[Description of the task] Copy nothing but the text: repeat each entry exactly and drop the images.

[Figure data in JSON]
____
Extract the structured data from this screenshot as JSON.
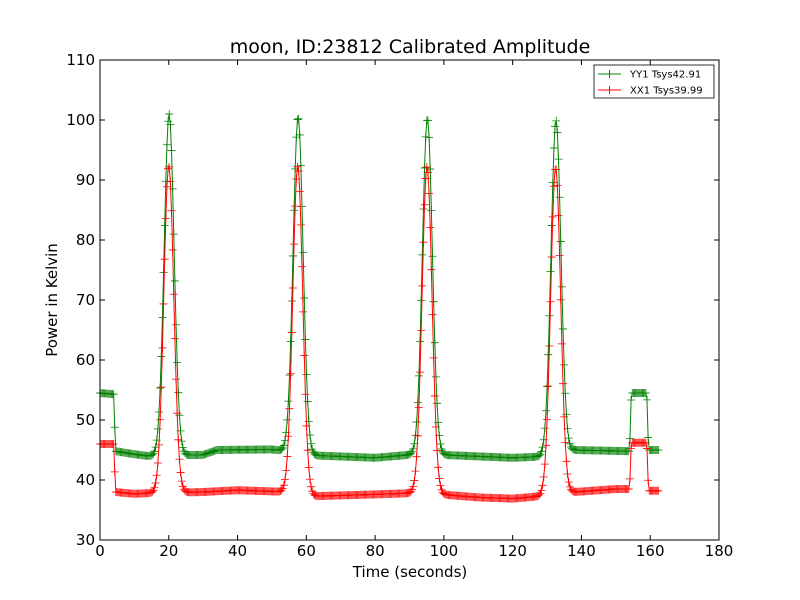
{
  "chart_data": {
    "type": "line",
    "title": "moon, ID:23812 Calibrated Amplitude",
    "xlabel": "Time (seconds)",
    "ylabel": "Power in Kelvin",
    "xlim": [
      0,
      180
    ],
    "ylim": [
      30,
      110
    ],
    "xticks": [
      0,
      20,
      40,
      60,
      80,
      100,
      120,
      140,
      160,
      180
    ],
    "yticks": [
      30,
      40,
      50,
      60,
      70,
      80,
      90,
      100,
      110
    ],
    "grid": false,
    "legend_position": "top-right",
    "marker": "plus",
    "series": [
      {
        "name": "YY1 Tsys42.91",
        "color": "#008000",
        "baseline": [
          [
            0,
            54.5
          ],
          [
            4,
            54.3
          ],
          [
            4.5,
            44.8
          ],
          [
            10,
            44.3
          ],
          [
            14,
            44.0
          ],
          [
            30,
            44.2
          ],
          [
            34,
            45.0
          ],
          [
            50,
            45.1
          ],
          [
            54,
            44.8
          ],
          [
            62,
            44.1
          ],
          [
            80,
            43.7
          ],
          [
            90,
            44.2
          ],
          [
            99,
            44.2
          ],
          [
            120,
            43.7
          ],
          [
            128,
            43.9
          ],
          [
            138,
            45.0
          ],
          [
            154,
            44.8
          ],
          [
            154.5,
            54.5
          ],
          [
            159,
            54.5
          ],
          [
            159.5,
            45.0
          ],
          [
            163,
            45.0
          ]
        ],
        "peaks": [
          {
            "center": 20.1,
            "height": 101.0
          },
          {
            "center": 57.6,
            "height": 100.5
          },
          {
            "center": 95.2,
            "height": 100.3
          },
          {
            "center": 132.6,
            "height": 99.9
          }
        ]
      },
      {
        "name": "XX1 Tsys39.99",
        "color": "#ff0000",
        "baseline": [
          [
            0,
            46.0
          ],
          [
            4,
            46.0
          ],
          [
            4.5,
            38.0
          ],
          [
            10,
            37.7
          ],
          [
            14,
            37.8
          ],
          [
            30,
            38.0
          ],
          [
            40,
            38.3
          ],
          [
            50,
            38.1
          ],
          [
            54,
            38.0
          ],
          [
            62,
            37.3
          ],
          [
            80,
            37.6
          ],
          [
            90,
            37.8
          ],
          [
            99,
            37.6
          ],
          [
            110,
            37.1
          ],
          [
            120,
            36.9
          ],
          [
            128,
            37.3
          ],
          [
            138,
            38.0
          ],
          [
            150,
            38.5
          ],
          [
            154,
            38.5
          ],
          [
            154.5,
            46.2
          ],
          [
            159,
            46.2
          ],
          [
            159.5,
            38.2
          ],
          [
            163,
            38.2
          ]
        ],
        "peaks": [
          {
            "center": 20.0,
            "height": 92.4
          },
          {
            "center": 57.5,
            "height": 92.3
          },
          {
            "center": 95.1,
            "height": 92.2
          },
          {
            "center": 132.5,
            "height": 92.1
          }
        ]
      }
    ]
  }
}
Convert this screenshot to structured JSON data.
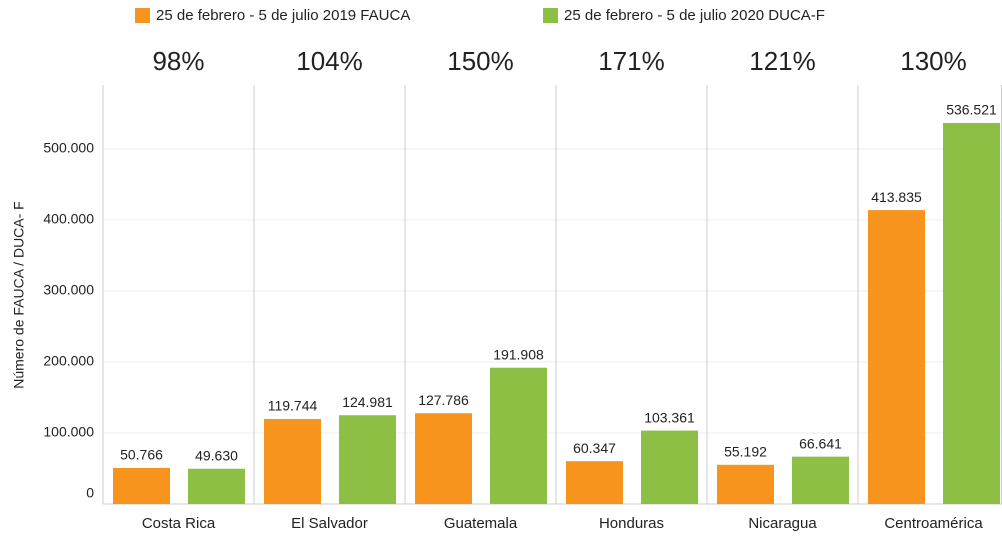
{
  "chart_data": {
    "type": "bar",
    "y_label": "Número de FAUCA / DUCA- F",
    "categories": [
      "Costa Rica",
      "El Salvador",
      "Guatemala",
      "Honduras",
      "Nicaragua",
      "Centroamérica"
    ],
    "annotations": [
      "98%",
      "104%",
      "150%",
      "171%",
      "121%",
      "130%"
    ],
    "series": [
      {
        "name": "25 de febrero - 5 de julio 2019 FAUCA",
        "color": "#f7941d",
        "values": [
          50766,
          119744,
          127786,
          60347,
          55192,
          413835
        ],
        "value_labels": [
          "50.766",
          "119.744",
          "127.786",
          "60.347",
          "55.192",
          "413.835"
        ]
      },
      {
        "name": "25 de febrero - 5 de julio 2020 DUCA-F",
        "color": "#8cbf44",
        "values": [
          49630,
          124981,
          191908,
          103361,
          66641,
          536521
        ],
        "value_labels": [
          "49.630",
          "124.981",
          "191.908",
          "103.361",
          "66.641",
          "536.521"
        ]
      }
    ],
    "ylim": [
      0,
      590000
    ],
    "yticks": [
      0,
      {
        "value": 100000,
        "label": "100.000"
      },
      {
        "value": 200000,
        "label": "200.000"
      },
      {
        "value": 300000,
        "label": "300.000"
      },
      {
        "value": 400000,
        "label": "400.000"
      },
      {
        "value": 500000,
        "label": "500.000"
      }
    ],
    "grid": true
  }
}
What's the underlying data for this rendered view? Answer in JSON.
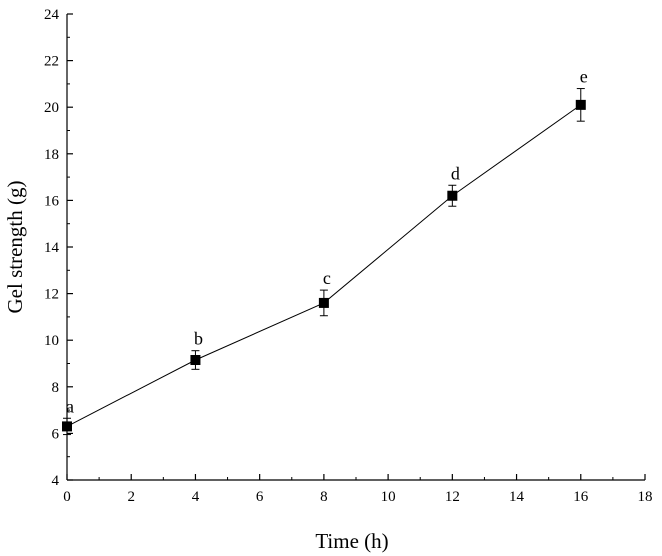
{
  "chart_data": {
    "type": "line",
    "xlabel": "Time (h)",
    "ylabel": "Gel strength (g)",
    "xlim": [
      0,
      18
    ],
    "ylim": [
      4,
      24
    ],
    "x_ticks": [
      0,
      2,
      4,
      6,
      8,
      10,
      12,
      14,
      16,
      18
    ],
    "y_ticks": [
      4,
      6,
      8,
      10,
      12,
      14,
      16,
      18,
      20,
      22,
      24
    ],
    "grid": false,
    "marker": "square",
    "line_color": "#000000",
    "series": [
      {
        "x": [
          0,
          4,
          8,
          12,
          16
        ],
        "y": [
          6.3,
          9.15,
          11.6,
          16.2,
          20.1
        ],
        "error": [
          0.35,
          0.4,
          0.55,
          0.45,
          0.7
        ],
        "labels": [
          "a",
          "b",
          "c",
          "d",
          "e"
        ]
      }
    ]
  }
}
____
[Solved exercise]
Extract the structured data from this screenshot as JSON.
{
  "chart_data": {
    "type": "line",
    "title": "moon, ID:23812 Calibrated Amplitude",
    "xlabel": "Time (seconds)",
    "ylabel": "Power in Kelvin",
    "xlim": [
      0,
      180
    ],
    "ylim": [
      30,
      110
    ],
    "xticks": [
      0,
      20,
      40,
      60,
      80,
      100,
      120,
      140,
      160,
      180
    ],
    "yticks": [
      30,
      40,
      50,
      60,
      70,
      80,
      90,
      100,
      110
    ],
    "grid": false,
    "legend_position": "top-right",
    "marker": "plus",
    "series": [
      {
        "name": "YY1 Tsys42.91",
        "color": "#008000",
        "baseline": [
          [
            0,
            54.5
          ],
          [
            4,
            54.3
          ],
          [
            4.5,
            44.8
          ],
          [
            10,
            44.3
          ],
          [
            14,
            44.0
          ],
          [
            30,
            44.2
          ],
          [
            34,
            45.0
          ],
          [
            50,
            45.1
          ],
          [
            54,
            44.8
          ],
          [
            62,
            44.1
          ],
          [
            80,
            43.7
          ],
          [
            90,
            44.2
          ],
          [
            99,
            44.2
          ],
          [
            120,
            43.7
          ],
          [
            128,
            43.9
          ],
          [
            138,
            45.0
          ],
          [
            154,
            44.8
          ],
          [
            154.5,
            54.5
          ],
          [
            159,
            54.5
          ],
          [
            159.5,
            45.0
          ],
          [
            163,
            45.0
          ]
        ],
        "peaks": [
          {
            "center": 20.1,
            "height": 101.0
          },
          {
            "center": 57.6,
            "height": 100.5
          },
          {
            "center": 95.2,
            "height": 100.3
          },
          {
            "center": 132.6,
            "height": 99.9
          }
        ]
      },
      {
        "name": "XX1 Tsys39.99",
        "color": "#ff0000",
        "baseline": [
          [
            0,
            46.0
          ],
          [
            4,
            46.0
          ],
          [
            4.5,
            38.0
          ],
          [
            10,
            37.7
          ],
          [
            14,
            37.8
          ],
          [
            30,
            38.0
          ],
          [
            40,
            38.3
          ],
          [
            50,
            38.1
          ],
          [
            54,
            38.0
          ],
          [
            62,
            37.3
          ],
          [
            80,
            37.6
          ],
          [
            90,
            37.8
          ],
          [
            99,
            37.6
          ],
          [
            110,
            37.1
          ],
          [
            120,
            36.9
          ],
          [
            128,
            37.3
          ],
          [
            138,
            38.0
          ],
          [
            150,
            38.5
          ],
          [
            154,
            38.5
          ],
          [
            154.5,
            46.2
          ],
          [
            159,
            46.2
          ],
          [
            159.5,
            38.2
          ],
          [
            163,
            38.2
          ]
        ],
        "peaks": [
          {
            "center": 20.0,
            "height": 92.4
          },
          {
            "center": 57.5,
            "height": 92.3
          },
          {
            "center": 95.1,
            "height": 92.2
          },
          {
            "center": 132.5,
            "height": 92.1
          }
        ]
      }
    ]
  }
}
Convert this screenshot to structured JSON data.
{
  "chart_data": {
    "type": "bar",
    "y_label": "Número de FAUCA / DUCA- F",
    "categories": [
      "Costa Rica",
      "El Salvador",
      "Guatemala",
      "Honduras",
      "Nicaragua",
      "Centroamérica"
    ],
    "annotations": [
      "98%",
      "104%",
      "150%",
      "171%",
      "121%",
      "130%"
    ],
    "series": [
      {
        "name": "25 de febrero - 5 de julio 2019 FAUCA",
        "color": "#f7941d",
        "values": [
          50766,
          119744,
          127786,
          60347,
          55192,
          413835
        ],
        "value_labels": [
          "50.766",
          "119.744",
          "127.786",
          "60.347",
          "55.192",
          "413.835"
        ]
      },
      {
        "name": "25 de febrero - 5 de julio 2020 DUCA-F",
        "color": "#8cbf44",
        "values": [
          49630,
          124981,
          191908,
          103361,
          66641,
          536521
        ],
        "value_labels": [
          "49.630",
          "124.981",
          "191.908",
          "103.361",
          "66.641",
          "536.521"
        ]
      }
    ],
    "ylim": [
      0,
      590000
    ],
    "yticks": [
      0,
      {
        "value": 100000,
        "label": "100.000"
      },
      {
        "value": 200000,
        "label": "200.000"
      },
      {
        "value": 300000,
        "label": "300.000"
      },
      {
        "value": 400000,
        "label": "400.000"
      },
      {
        "value": 500000,
        "label": "500.000"
      }
    ],
    "grid": true
  }
}
What's the underlying data for this rendered view? Answer in JSON.
{
  "chart_data": {
    "type": "line",
    "xlabel": "Time (h)",
    "ylabel": "Gel strength (g)",
    "xlim": [
      0,
      18
    ],
    "ylim": [
      4,
      24
    ],
    "x_ticks": [
      0,
      2,
      4,
      6,
      8,
      10,
      12,
      14,
      16,
      18
    ],
    "y_ticks": [
      4,
      6,
      8,
      10,
      12,
      14,
      16,
      18,
      20,
      22,
      24
    ],
    "grid": false,
    "marker": "square",
    "line_color": "#000000",
    "series": [
      {
        "x": [
          0,
          4,
          8,
          12,
          16
        ],
        "y": [
          6.3,
          9.15,
          11.6,
          16.2,
          20.1
        ],
        "error": [
          0.35,
          0.4,
          0.55,
          0.45,
          0.7
        ],
        "labels": [
          "a",
          "b",
          "c",
          "d",
          "e"
        ]
      }
    ]
  }
}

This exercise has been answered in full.